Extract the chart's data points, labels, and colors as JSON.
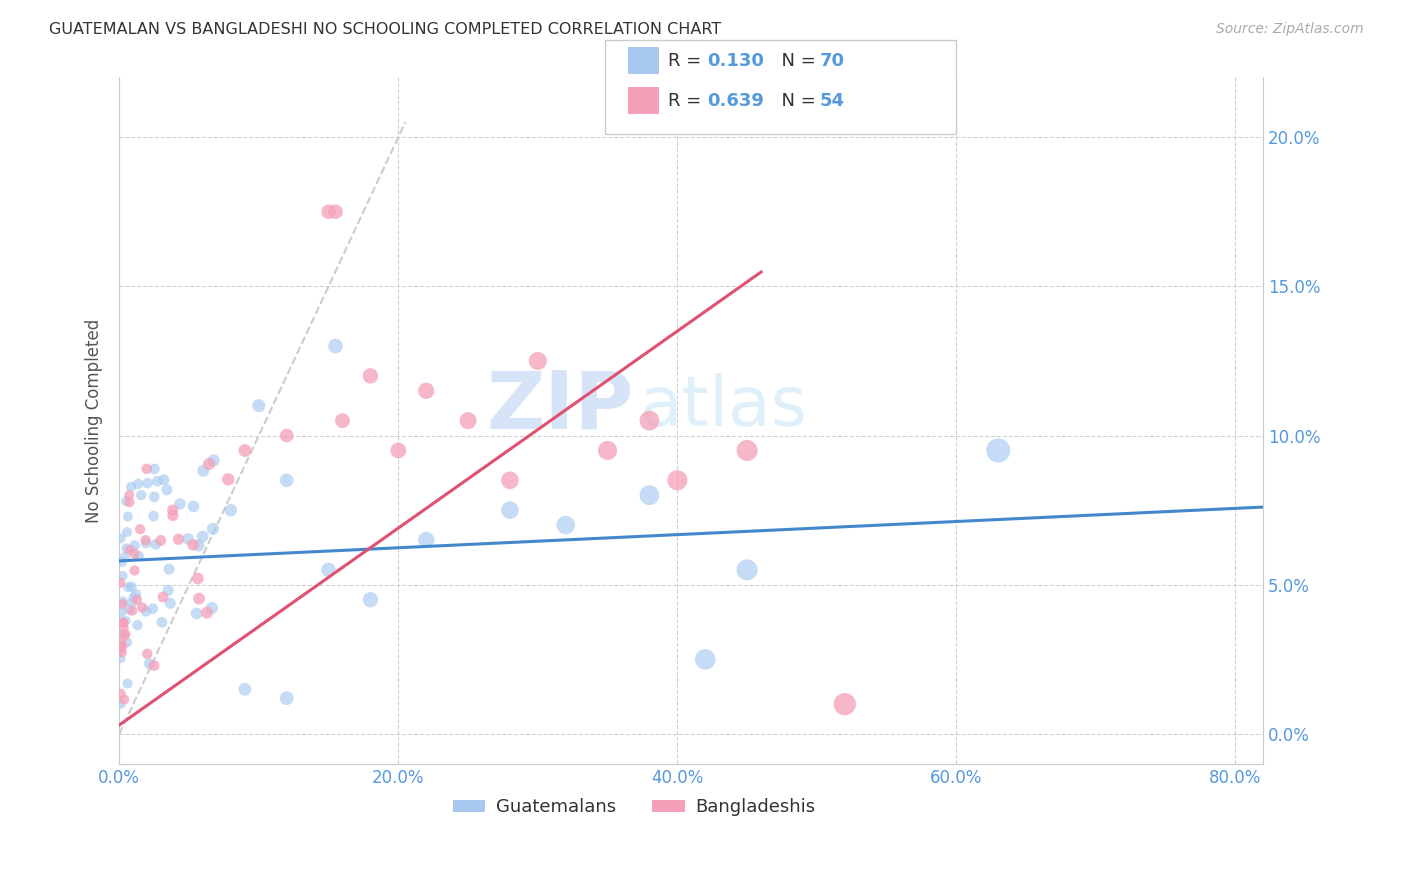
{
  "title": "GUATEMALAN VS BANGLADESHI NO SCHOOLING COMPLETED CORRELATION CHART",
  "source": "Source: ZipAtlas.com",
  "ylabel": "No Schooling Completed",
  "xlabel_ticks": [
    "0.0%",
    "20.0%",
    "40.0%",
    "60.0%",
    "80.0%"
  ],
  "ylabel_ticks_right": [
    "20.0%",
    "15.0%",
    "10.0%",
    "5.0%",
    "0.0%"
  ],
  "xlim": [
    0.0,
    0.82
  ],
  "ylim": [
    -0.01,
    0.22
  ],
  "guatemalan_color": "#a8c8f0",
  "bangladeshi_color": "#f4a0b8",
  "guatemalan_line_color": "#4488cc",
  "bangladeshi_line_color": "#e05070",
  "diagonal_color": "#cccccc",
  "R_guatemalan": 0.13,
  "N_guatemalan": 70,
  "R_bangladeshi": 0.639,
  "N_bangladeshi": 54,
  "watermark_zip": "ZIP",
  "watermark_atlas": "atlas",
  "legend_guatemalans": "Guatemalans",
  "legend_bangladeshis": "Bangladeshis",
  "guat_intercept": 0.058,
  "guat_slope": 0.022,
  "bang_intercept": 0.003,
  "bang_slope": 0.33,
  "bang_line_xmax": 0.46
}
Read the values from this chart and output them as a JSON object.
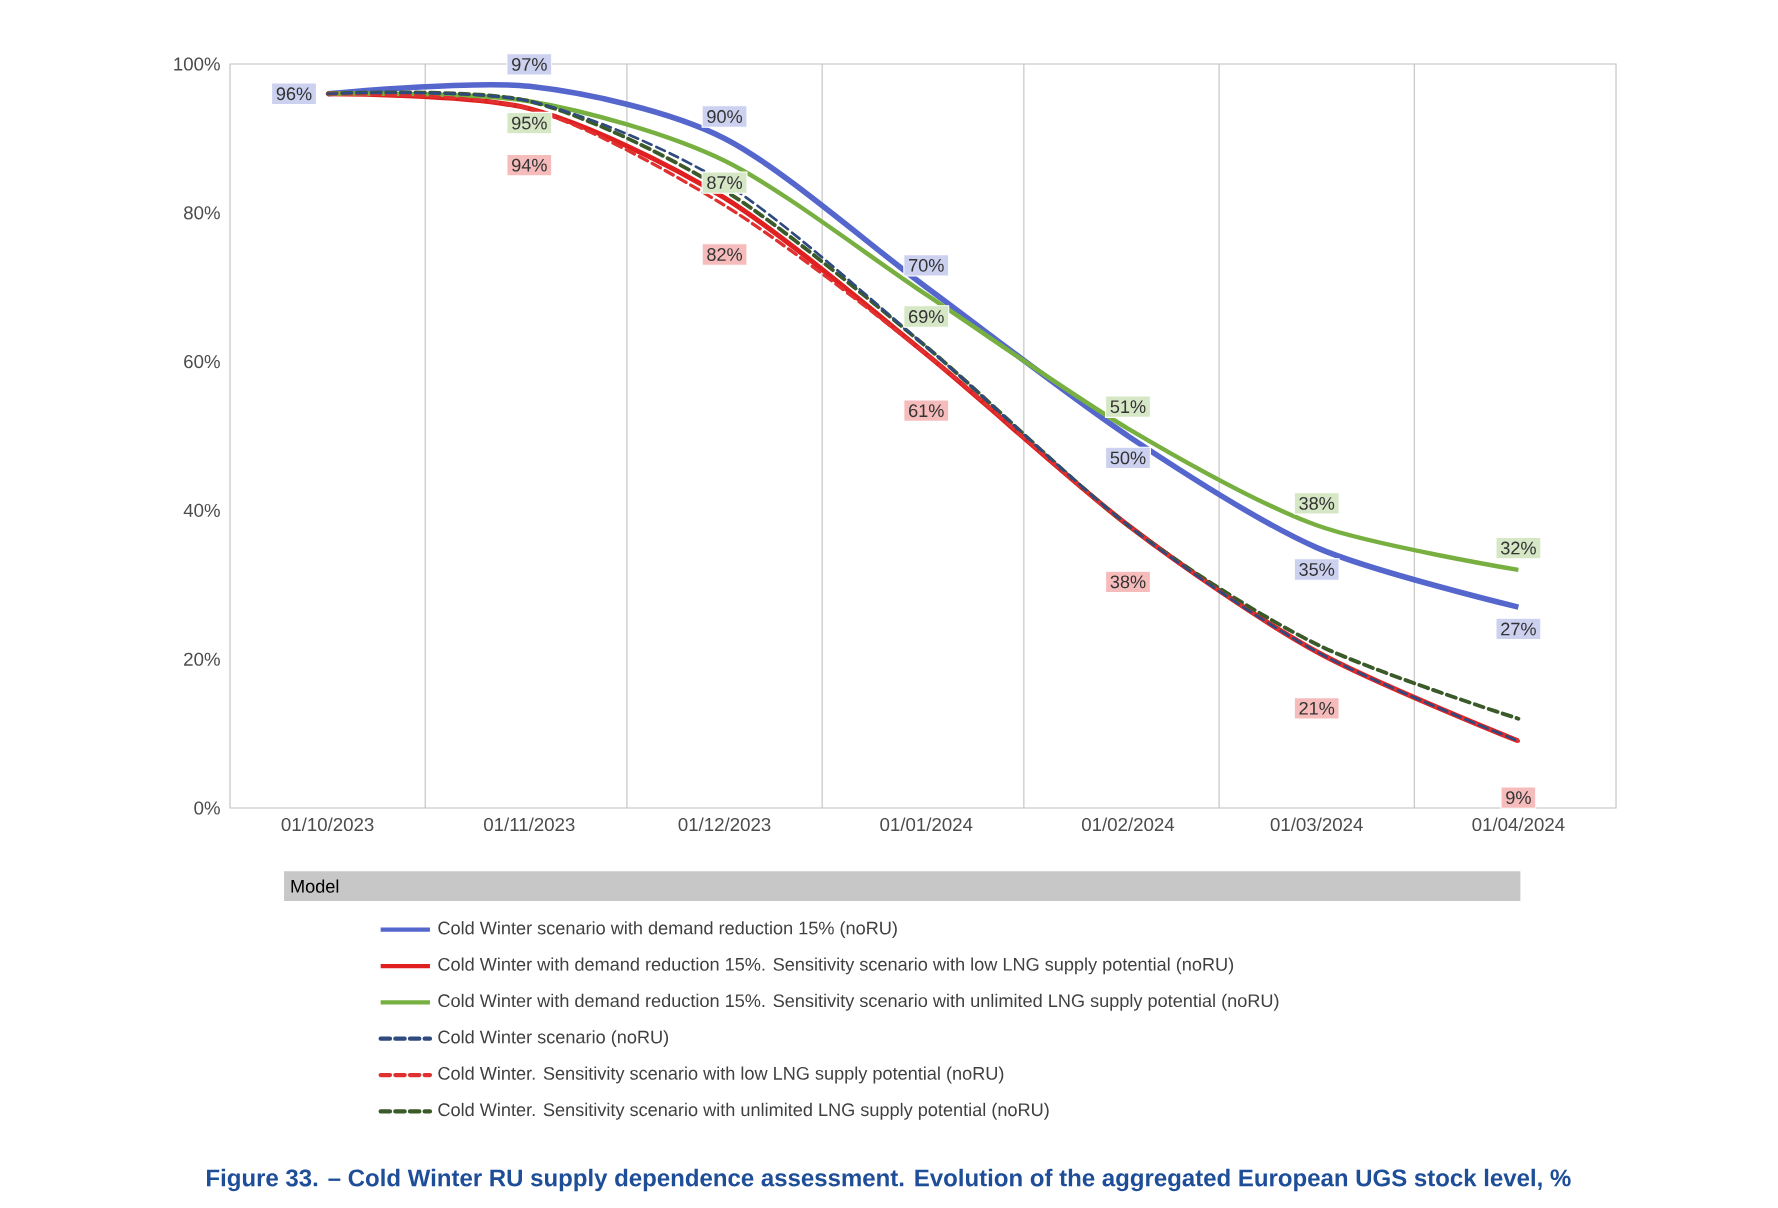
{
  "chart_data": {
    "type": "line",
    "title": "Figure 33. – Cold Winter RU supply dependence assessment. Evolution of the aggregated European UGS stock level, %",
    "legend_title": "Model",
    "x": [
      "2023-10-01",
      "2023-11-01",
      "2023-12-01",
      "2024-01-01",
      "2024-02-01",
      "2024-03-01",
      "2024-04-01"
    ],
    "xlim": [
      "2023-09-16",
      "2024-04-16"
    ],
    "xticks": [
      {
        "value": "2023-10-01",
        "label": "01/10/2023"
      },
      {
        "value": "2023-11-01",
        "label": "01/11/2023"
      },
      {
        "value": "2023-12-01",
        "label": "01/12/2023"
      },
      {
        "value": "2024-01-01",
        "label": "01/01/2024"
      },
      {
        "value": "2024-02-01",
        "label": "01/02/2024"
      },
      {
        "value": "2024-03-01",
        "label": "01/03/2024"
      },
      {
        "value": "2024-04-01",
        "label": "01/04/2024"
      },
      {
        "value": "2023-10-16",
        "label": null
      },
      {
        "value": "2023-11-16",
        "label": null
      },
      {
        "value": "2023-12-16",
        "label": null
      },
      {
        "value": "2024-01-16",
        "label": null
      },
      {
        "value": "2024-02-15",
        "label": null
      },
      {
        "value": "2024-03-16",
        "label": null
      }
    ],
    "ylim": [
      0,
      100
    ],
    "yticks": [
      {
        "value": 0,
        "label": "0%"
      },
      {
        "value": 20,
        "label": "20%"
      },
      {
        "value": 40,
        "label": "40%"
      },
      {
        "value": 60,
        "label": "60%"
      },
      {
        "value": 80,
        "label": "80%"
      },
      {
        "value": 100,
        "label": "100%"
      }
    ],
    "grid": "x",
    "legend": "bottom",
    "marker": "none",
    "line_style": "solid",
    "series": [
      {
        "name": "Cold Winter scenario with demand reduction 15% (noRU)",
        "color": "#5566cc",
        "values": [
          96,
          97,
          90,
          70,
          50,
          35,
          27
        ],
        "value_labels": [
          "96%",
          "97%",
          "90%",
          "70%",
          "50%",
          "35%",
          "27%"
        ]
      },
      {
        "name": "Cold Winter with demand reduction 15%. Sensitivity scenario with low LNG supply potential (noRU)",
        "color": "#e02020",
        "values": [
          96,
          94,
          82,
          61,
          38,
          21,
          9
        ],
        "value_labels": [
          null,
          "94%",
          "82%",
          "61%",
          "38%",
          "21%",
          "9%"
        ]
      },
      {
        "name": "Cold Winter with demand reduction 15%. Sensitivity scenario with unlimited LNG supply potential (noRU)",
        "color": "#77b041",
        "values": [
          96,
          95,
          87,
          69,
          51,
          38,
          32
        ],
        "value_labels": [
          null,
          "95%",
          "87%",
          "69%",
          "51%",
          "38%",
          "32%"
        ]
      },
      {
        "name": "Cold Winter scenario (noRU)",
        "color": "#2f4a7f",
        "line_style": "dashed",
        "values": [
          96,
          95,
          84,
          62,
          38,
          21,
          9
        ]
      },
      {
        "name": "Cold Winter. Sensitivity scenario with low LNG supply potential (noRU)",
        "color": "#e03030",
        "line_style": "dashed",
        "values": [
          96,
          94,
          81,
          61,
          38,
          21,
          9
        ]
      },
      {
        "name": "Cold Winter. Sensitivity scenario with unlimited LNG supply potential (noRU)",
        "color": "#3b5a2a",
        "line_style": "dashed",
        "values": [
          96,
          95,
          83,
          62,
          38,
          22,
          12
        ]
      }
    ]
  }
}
------------------------------
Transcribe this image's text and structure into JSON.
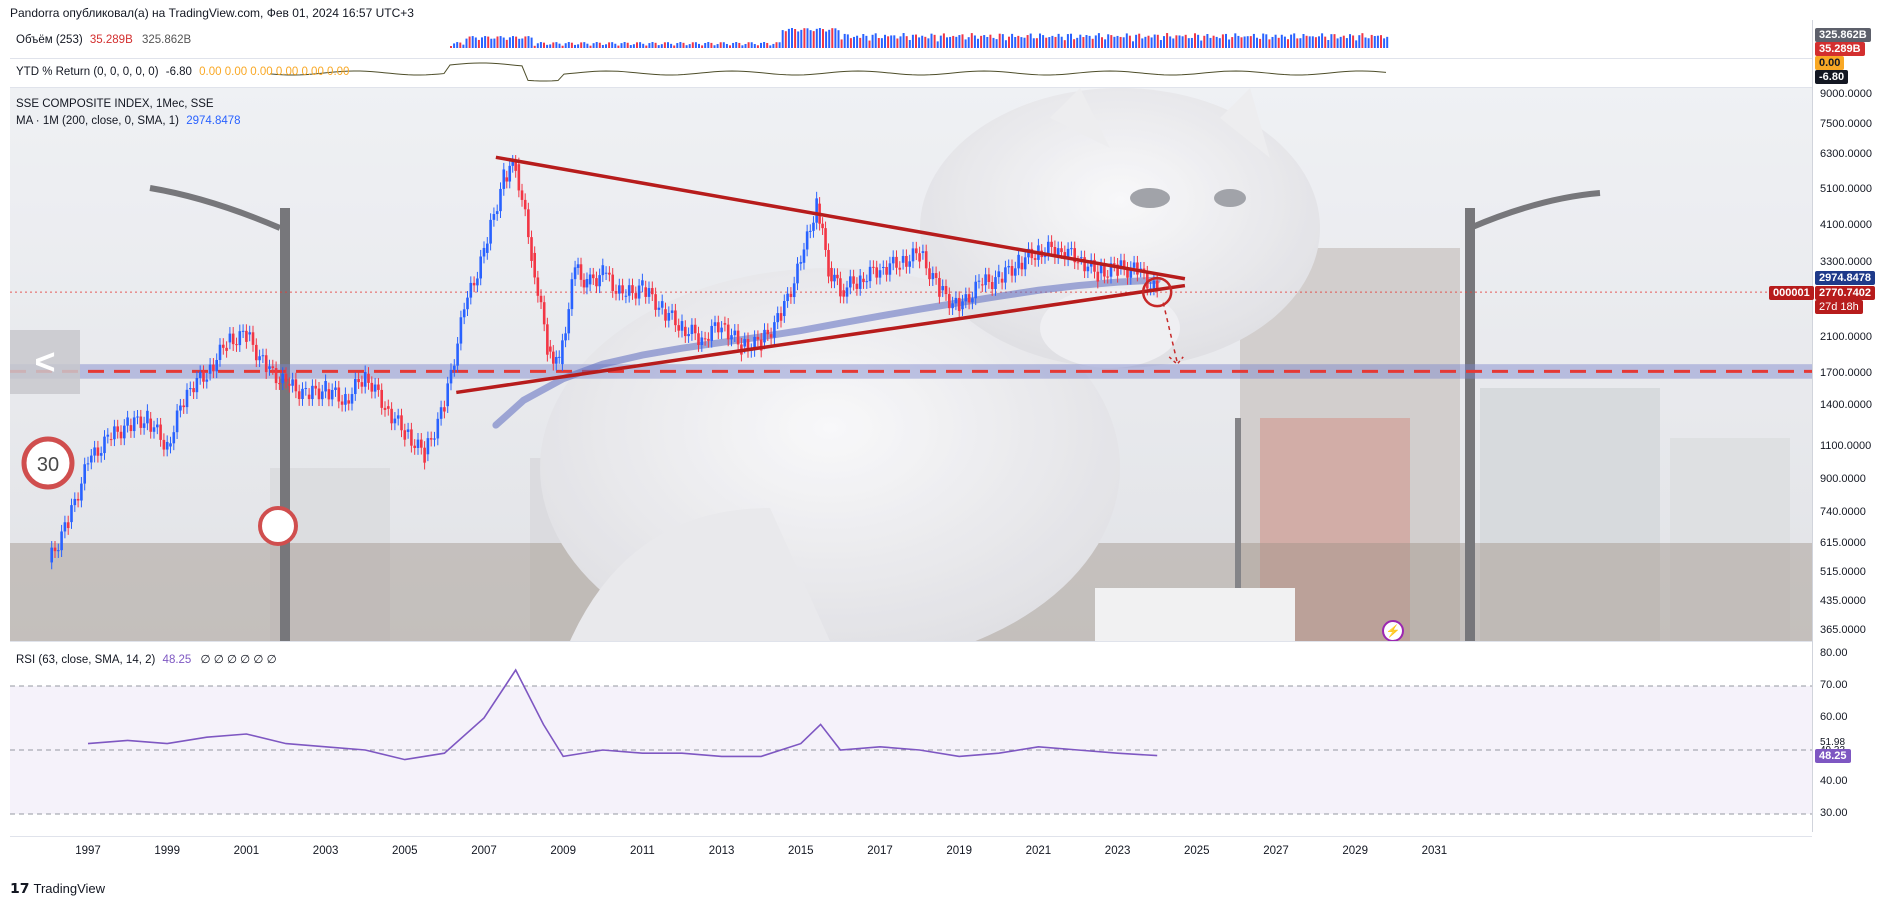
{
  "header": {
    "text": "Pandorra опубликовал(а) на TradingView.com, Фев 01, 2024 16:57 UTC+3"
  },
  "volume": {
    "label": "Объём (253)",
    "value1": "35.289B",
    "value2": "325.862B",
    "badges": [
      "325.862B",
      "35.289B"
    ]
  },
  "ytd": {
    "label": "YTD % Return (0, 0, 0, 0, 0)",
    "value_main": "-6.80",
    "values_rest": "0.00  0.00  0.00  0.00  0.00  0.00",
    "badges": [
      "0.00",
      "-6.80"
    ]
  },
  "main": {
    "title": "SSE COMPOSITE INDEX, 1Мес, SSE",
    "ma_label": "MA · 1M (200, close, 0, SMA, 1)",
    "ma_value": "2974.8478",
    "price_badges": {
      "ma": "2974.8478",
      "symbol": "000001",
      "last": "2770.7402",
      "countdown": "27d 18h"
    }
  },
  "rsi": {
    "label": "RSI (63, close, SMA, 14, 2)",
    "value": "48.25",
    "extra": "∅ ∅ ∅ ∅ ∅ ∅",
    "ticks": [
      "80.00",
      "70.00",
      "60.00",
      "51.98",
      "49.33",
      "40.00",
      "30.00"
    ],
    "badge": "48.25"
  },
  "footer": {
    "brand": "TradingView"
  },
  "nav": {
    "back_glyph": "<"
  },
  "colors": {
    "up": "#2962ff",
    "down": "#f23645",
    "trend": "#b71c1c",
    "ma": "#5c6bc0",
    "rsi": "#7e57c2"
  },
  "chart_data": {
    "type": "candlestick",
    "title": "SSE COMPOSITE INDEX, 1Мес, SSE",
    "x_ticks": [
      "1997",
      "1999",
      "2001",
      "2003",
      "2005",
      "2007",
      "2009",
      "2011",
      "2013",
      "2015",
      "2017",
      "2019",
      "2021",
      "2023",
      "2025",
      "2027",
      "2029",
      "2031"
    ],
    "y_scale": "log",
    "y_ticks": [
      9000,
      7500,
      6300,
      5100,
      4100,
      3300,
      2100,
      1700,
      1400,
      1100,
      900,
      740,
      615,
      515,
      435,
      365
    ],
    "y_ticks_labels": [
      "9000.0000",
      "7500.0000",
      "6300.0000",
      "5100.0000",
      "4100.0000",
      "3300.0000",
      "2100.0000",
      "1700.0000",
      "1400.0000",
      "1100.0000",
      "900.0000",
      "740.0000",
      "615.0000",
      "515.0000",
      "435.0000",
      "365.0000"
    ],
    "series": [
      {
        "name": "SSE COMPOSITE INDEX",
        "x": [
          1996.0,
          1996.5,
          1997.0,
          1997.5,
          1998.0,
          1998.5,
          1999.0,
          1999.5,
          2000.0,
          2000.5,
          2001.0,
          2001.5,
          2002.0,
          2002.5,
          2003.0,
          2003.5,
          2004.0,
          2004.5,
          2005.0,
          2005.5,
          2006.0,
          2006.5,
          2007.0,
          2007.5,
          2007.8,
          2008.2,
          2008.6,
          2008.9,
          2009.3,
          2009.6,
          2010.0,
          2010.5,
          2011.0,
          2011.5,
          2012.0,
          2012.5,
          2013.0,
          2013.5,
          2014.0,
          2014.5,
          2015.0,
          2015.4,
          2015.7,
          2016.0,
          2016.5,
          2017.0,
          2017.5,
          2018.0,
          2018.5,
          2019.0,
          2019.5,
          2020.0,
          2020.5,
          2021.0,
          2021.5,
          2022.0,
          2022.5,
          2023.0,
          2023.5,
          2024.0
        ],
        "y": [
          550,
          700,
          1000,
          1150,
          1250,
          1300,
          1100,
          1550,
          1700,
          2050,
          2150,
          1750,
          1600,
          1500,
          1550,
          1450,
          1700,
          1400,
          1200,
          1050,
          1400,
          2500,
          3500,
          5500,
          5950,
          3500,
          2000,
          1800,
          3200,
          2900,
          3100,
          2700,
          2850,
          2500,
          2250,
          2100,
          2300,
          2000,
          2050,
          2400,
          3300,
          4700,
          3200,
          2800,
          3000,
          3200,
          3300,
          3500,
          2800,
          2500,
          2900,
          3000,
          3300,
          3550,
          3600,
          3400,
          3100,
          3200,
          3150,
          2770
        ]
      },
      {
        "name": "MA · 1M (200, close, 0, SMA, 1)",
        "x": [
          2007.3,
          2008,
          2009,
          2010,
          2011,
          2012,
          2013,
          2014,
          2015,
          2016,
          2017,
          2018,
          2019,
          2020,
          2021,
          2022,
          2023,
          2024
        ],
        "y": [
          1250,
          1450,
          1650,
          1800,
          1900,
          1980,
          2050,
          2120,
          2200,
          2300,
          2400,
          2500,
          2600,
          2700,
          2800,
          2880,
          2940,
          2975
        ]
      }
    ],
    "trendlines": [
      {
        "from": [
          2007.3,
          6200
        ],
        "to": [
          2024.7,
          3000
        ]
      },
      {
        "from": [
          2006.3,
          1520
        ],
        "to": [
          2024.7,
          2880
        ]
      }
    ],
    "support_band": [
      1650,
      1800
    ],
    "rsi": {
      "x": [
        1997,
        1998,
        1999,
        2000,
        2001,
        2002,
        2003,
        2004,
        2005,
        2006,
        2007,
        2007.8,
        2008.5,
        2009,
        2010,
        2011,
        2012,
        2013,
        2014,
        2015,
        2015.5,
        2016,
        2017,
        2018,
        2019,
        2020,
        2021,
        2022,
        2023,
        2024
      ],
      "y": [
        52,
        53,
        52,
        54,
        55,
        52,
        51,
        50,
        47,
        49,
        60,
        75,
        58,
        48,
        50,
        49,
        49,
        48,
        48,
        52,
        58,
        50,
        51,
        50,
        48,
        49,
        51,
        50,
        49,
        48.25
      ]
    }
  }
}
------------------------------
Written exercise –
Scan the records above and report how many lines include the word "Cold", without any other text.

Full solution –
7